Exercise details »
Output each line of the material exactly as it stands.

-- start --

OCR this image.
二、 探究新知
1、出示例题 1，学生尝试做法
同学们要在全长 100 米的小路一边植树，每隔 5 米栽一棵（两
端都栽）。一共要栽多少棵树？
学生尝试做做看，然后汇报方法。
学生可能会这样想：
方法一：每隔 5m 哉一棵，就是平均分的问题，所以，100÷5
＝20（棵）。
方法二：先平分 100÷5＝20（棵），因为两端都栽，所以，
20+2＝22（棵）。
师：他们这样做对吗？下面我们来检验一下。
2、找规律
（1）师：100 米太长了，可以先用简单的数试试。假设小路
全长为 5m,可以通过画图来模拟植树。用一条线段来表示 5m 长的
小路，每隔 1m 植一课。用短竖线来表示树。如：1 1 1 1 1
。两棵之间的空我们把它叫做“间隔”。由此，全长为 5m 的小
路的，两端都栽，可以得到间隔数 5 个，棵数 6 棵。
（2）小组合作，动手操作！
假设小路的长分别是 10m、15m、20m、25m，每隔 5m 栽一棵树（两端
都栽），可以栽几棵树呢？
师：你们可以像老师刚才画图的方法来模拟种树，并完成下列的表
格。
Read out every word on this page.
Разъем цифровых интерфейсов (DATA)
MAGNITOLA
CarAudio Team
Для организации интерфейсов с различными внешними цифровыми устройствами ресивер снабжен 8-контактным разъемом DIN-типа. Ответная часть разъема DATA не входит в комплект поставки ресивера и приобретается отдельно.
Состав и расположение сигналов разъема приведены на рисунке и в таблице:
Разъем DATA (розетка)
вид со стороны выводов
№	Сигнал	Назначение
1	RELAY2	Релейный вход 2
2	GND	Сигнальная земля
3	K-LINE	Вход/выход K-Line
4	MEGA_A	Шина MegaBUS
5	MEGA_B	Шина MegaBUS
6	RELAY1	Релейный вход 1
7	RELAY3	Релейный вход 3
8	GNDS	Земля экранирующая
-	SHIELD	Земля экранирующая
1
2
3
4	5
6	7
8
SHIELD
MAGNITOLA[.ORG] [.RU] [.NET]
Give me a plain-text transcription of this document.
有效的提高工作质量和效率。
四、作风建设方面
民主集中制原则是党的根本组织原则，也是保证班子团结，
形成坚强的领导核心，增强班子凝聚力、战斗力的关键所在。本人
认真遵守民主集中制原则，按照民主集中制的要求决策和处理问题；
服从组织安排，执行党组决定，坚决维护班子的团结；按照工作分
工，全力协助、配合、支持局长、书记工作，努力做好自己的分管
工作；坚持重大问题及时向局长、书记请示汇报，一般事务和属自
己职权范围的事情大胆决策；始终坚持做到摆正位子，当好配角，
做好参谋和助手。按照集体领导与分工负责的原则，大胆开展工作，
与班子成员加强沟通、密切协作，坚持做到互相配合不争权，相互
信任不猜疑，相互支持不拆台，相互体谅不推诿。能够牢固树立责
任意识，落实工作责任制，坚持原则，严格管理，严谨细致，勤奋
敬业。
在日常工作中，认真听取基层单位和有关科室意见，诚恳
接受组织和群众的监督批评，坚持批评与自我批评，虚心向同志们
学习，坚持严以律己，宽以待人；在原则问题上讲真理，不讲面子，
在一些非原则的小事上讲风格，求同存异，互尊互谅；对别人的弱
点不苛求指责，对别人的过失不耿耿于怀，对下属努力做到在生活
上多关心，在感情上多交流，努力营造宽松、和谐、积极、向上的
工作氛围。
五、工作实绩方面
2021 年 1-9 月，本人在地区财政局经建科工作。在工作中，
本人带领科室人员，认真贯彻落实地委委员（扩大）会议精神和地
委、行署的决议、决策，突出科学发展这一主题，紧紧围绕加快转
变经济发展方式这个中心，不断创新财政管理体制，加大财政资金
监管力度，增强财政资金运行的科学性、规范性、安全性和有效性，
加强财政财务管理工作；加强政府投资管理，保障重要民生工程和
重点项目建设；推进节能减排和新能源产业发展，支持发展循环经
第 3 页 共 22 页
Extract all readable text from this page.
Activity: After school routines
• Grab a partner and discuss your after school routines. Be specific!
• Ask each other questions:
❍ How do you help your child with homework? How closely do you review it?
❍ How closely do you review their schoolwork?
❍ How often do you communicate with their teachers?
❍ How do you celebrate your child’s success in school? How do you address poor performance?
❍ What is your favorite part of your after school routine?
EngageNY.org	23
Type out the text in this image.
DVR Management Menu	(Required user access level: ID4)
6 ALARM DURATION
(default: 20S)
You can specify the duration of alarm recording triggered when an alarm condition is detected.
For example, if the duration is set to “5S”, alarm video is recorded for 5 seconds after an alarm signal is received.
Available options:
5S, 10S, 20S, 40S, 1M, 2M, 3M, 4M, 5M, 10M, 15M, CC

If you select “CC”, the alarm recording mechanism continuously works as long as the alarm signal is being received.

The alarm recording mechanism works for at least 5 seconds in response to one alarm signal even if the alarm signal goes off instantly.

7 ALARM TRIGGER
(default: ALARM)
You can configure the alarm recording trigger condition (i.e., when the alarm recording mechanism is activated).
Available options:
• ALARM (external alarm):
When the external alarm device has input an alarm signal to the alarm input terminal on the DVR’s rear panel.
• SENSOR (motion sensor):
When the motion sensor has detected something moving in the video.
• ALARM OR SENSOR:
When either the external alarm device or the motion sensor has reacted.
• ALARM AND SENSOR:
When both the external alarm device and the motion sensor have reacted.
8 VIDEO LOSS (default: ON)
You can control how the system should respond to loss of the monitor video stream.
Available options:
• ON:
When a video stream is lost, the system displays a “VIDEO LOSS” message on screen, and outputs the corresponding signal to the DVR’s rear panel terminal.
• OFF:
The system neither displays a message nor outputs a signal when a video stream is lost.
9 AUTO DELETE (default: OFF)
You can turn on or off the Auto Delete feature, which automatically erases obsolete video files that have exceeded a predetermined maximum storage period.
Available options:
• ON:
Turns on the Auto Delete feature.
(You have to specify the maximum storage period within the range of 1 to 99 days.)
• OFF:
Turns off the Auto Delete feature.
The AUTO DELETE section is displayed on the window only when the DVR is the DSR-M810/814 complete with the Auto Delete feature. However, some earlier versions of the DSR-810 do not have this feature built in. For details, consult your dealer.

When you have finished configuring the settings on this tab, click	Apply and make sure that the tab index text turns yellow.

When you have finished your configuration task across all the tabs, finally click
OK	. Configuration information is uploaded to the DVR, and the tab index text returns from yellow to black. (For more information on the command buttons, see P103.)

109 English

-- end --

Exercise solution »
OCR this image.
二、 探究新知
1、出示例题 1，学生尝试做法
同学们要在全长 100 米的小路一边植树，每隔 5 米栽一棵（两
端都栽）。一共要栽多少棵树？
学生尝试做做看，然后汇报方法。
学生可能会这样想：
方法一：每隔 5m 哉一棵，就是平均分的问题，所以，100÷5
＝20（棵）。
方法二：先平分 100÷5＝20（棵），因为两端都栽，所以，
20+2＝22（棵）。
师：他们这样做对吗？下面我们来检验一下。
2、找规律
（1）师：100 米太长了，可以先用简单的数试试。假设小路
全长为 5m,可以通过画图来模拟植树。用一条线段来表示 5m 长的
小路，每隔 1m 植一课。用短竖线来表示树。如：1 1 1 1 1
。两棵之间的空我们把它叫做“间隔”。由此，全长为 5m 的小
路的，两端都栽，可以得到间隔数 5 个，棵数 6 棵。
（2）小组合作，动手操作！
假设小路的长分别是 10m、15m、20m、25m，每隔 5m 栽一棵树（两端
都栽），可以栽几棵树呢？
师：你们可以像老师刚才画图的方法来模拟种树，并完成下列的表
格。
Read out every word on this page.
Разъем цифровых интерфейсов (DATA)
MAGNITOLA
CarAudio Team
Для организации интерфейсов с различными внешними цифровыми устройствами ресивер снабжен 8-контактным разъемом DIN-типа. Ответная часть разъема DATA не входит в комплект поставки ресивера и приобретается отдельно.
Состав и расположение сигналов разъема приведены на рисунке и в таблице:
Разъем DATA (розетка)
вид со стороны выводов
№	Сигнал	Назначение
1	RELAY2	Релейный вход 2
2	GND	Сигнальная земля
3	K-LINE	Вход/выход K-Line
4	MEGA_A	Шина MegaBUS
5	MEGA_B	Шина MegaBUS
6	RELAY1	Релейный вход 1
7	RELAY3	Релейный вход 3
8	GNDS	Земля экранирующая
-	SHIELD	Земля экранирующая
1
2
3
4	5
6	7
8
SHIELD
MAGNITOLA[.ORG] [.RU] [.NET]
Give me a plain-text transcription of this document.
有效的提高工作质量和效率。
四、作风建设方面
民主集中制原则是党的根本组织原则，也是保证班子团结，
形成坚强的领导核心，增强班子凝聚力、战斗力的关键所在。本人
认真遵守民主集中制原则，按照民主集中制的要求决策和处理问题；
服从组织安排，执行党组决定，坚决维护班子的团结；按照工作分
工，全力协助、配合、支持局长、书记工作，努力做好自己的分管
工作；坚持重大问题及时向局长、书记请示汇报，一般事务和属自
己职权范围的事情大胆决策；始终坚持做到摆正位子，当好配角，
做好参谋和助手。按照集体领导与分工负责的原则，大胆开展工作，
与班子成员加强沟通、密切协作，坚持做到互相配合不争权，相互
信任不猜疑，相互支持不拆台，相互体谅不推诿。能够牢固树立责
任意识，落实工作责任制，坚持原则，严格管理，严谨细致，勤奋
敬业。
在日常工作中，认真听取基层单位和有关科室意见，诚恳
接受组织和群众的监督批评，坚持批评与自我批评，虚心向同志们
学习，坚持严以律己，宽以待人；在原则问题上讲真理，不讲面子，
在一些非原则的小事上讲风格，求同存异，互尊互谅；对别人的弱
点不苛求指责，对别人的过失不耿耿于怀，对下属努力做到在生活
上多关心，在感情上多交流，努力营造宽松、和谐、积极、向上的
工作氛围。
五、工作实绩方面
2021 年 1-9 月，本人在地区财政局经建科工作。在工作中，
本人带领科室人员，认真贯彻落实地委委员（扩大）会议精神和地
委、行署的决议、决策，突出科学发展这一主题，紧紧围绕加快转
变经济发展方式这个中心，不断创新财政管理体制，加大财政资金
监管力度，增强财政资金运行的科学性、规范性、安全性和有效性，
加强财政财务管理工作；加强政府投资管理，保障重要民生工程和
重点项目建设；推进节能减排和新能源产业发展，支持发展循环经
第 3 页 共 22 页
Extract all readable text from this page.
Activity: After school routines
• Grab a partner and discuss your after school routines. Be specific!
• Ask each other questions:
❍ How do you help your child with homework? How closely do you review it?
❍ How closely do you review their schoolwork?
❍ How often do you communicate with their teachers?
❍ How do you celebrate your child’s success in school? How do you address poor performance?
❍ What is your favorite part of your after school routine?
EngageNY.org	23
Type out the text in this image.
DVR Management Menu	(Required user access level: ID4)
6 ALARM DURATION
(default: 20S)
You can specify the duration of alarm recording triggered when an alarm condition is detected.
For example, if the duration is set to “5S”, alarm video is recorded for 5 seconds after an alarm signal is received.
Available options:
5S, 10S, 20S, 40S, 1M, 2M, 3M, 4M, 5M, 10M, 15M, CC

If you select “CC”, the alarm recording mechanism continuously works as long as the alarm signal is being received.

The alarm recording mechanism works for at least 5 seconds in response to one alarm signal even if the alarm signal goes off instantly.

7 ALARM TRIGGER
(default: ALARM)
You can configure the alarm recording trigger condition (i.e., when the alarm recording mechanism is activated).
Available options:
• ALARM (external alarm):
When the external alarm device has input an alarm signal to the alarm input terminal on the DVR’s rear panel.
• SENSOR (motion sensor):
When the motion sensor has detected something moving in the video.
• ALARM OR SENSOR:
When either the external alarm device or the motion sensor has reacted.
• ALARM AND SENSOR:
When both the external alarm device and the motion sensor have reacted.
8 VIDEO LOSS (default: ON)
You can control how the system should respond to loss of the monitor video stream.
Available options:
• ON:
When a video stream is lost, the system displays a “VIDEO LOSS” message on screen, and outputs the corresponding signal to the DVR’s rear panel terminal.
• OFF:
The system neither displays a message nor outputs a signal when a video stream is lost.
9 AUTO DELETE (default: OFF)
You can turn on or off the Auto Delete feature, which automatically erases obsolete video files that have exceeded a predetermined maximum storage period.
Available options:
• ON:
Turns on the Auto Delete feature.
(You have to specify the maximum storage period within the range of 1 to 99 days.)
• OFF:
Turns off the Auto Delete feature.
The AUTO DELETE section is displayed on the window only when the DVR is the DSR-M810/814 complete with the Auto Delete feature. However, some earlier versions of the DSR-810 do not have this feature built in. For details, consult your dealer.

When you have finished configuring the settings on this tab, click	Apply and make sure that the tab index text turns yellow.

When you have finished your configuration task across all the tabs, finally click
OK	. Configuration information is uploaded to the DVR, and the tab index text returns from yellow to black. (For more information on the command buttons, see P103.)

109 English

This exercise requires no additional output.